=== Given exercise ===
In the data below, find every line with the string "Austria" and pull it out.

(Saved entries)
▬▬▬▬▬▬

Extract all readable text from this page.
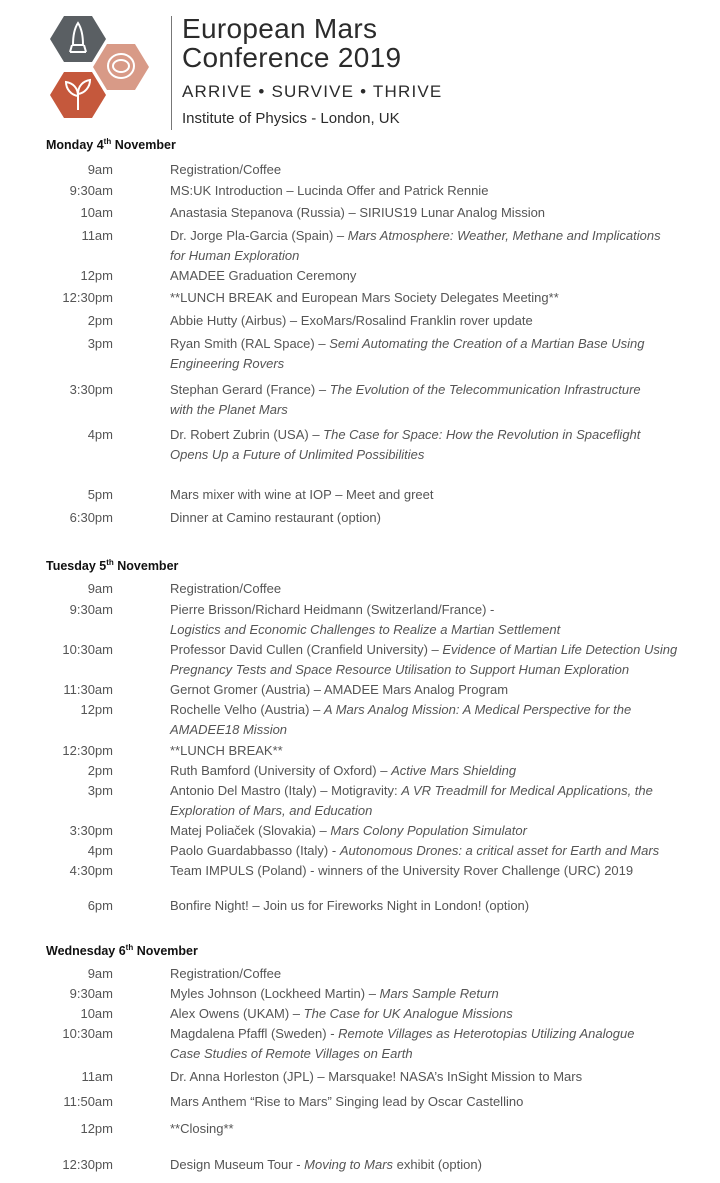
European Mars
Conference 2019
ARRIVE • SURVIVE • THRIVE
Institute of Physics - London, UK
Monday 4th November
9am	Registration/Coffee
9:30am	MS:UK Introduction – Lucinda Offer and Patrick Rennie
10am	Anastasia Stepanova (Russia) – SIRIUS19 Lunar Analog Mission
11am	Dr. Jorge Pla-Garcia (Spain) – Mars Atmosphere: Weather, Methane and Implications
for Human Exploration
12pm	AMADEE Graduation Ceremony
12:30pm	**LUNCH BREAK and European Mars Society Delegates Meeting**
2pm	Abbie Hutty (Airbus) – ExoMars/Rosalind Franklin rover update
3pm	Ryan Smith (RAL Space) – Semi Automating the Creation of a Martian Base Using
Engineering Rovers
3:30pm	Stephan Gerard (France) – The Evolution of the Telecommunication Infrastructure
with the Planet Mars
4pm	Dr. Robert Zubrin (USA) – The Case for Space: How the Revolution in Spaceflight
Opens Up a Future of Unlimited Possibilities
5pm	Mars mixer with wine at IOP – Meet and greet
6:30pm	Dinner at Camino restaurant (option)
Tuesday 5th November
9am	Registration/Coffee
9:30am	Pierre Brisson/Richard Heidmann (Switzerland/France) -
Logistics and Economic Challenges to Realize a Martian Settlement
10:30am	Professor David Cullen (Cranfield University) – Evidence of Martian Life Detection Using
Pregnancy Tests and Space Resource Utilisation to Support Human Exploration
11:30am	Gernot Gromer (Austria) – AMADEE Mars Analog Program
12pm	Rochelle Velho (Austria) – A Mars Analog Mission: A Medical Perspective for the
AMADEE18 Mission
12:30pm	**LUNCH BREAK**
2pm	Ruth Bamford (University of Oxford) – Active Mars Shielding
3pm	Antonio Del Mastro (Italy) – Motigravity: A VR Treadmill for Medical Applications, the
Exploration of Mars, and Education
3:30pm	Matej Poliaček (Slovakia) – Mars Colony Population Simulator
4pm	Paolo Guardabbasso (Italy) - Autonomous Drones: a critical asset for Earth and Mars
4:30pm	Team IMPULS (Poland) - winners of the University Rover Challenge (URC) 2019
6pm	Bonfire Night! – Join us for Fireworks Night in London! (option)
Wednesday 6th November
9am	Registration/Coffee
9:30am	Myles Johnson (Lockheed Martin) – Mars Sample Return
10am	Alex Owens (UKAM) – The Case for UK Analogue Missions
10:30am	Magdalena Pfaffl (Sweden) - Remote Villages as Heterotopias Utilizing Analogue
Case Studies of Remote Villages on Earth
11am	Dr. Anna Horleston (JPL) – Marsquake! NASA’s InSight Mission to Mars
11:50am	Mars Anthem “Rise to Mars” Singing lead by Oscar Castellino
12pm	**Closing**
12:30pm	Design Museum Tour - Moving to Mars exhibit (option)
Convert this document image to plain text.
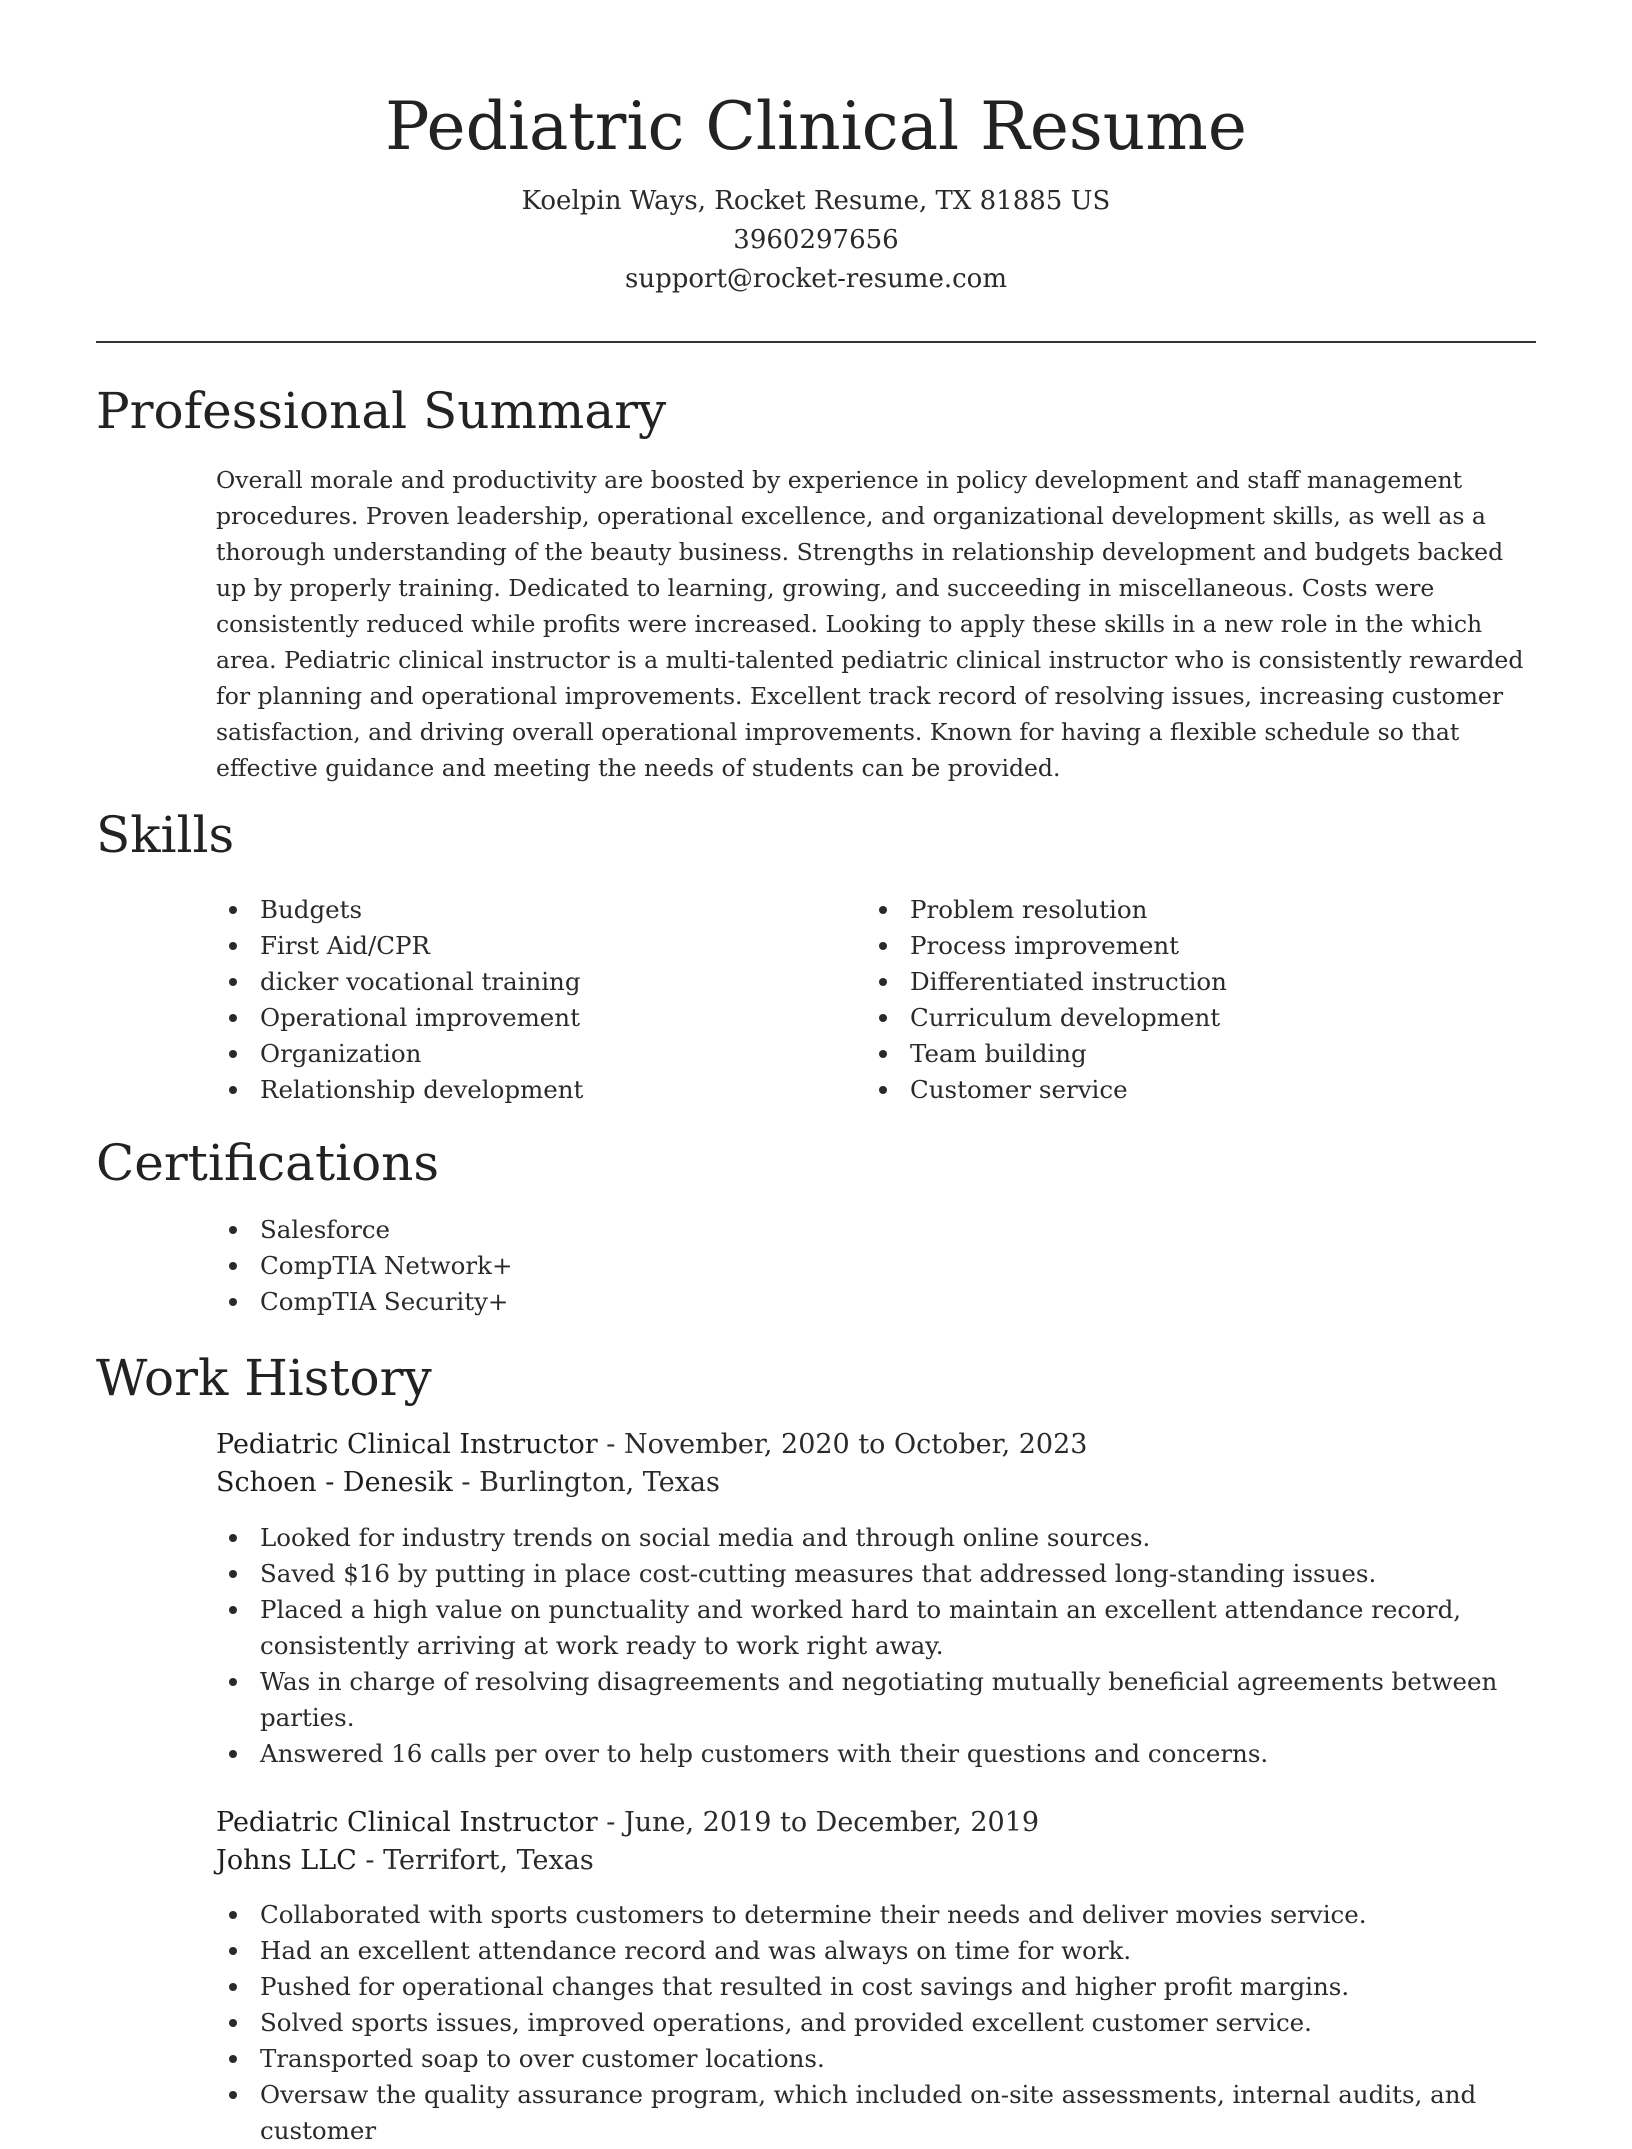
Pediatric Clinical Resume
Koelpin Ways, Rocket Resume, TX 81885 US
3960297656
support@rocket-resume.com
Professional Summary

Overall morale and productivity are boosted by experience in policy development and staff management procedures. Proven leadership, operational excellence, and organizational development skills, as well as a thorough understanding of the beauty business. Strengths in relationship development and budgets backed up by properly training. Dedicated to learning, growing, and succeeding in miscellaneous. Costs were consistently reduced while profits were increased. Looking to apply these skills in a new role in the which area. Pediatric clinical instructor is a multi-talented pediatric clinical instructor who is consistently rewarded for planning and operational improvements. Excellent track record of resolving issues, increasing customer satisfaction, and driving overall operational improvements. Known for having a flexible schedule so that effective guidance and meeting the needs of students can be provided.

Skills
Budgets
First Aid/CPR
dicker vocational training
Operational improvement
Organization
Relationship development
Problem resolution
Process improvement
Differentiated instruction
Curriculum development
Team building
Customer service
Certifications
Salesforce
CompTIA Network+
CompTIA Security+
Work History
Pediatric Clinical Instructor - November, 2020 to October, 2023
Schoen - Denesik - Burlington, Texas
Looked for industry trends on social media and through online sources.
Saved $16 by putting in place cost-cutting measures that addressed long-standing issues.
Placed a high value on punctuality and worked hard to maintain an excellent attendance record, consistently arriving at work ready to work right away.
Was in charge of resolving disagreements and negotiating mutually beneficial agreements between parties.
Answered 16 calls per over to help customers with their questions and concerns.
Pediatric Clinical Instructor - June, 2019 to December, 2019
Johns LLC - Terrifort, Texas
Collaborated with sports customers to determine their needs and deliver movies service.
Had an excellent attendance record and was always on time for work.
Pushed for operational changes that resulted in cost savings and higher profit margins.
Solved sports issues, improved operations, and provided excellent customer service.
Transported soap to over customer locations.
Oversaw the quality assurance program, which included on-site assessments, internal audits, and customer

▬▬▬▬▬▬

=== Solution below ===
11:30am	Gernot Gromer (Austria) – AMADEE Mars Analog Program
12pm	Rochelle Velho (Austria) – A Mars Analog Mission: A Medical Perspective for the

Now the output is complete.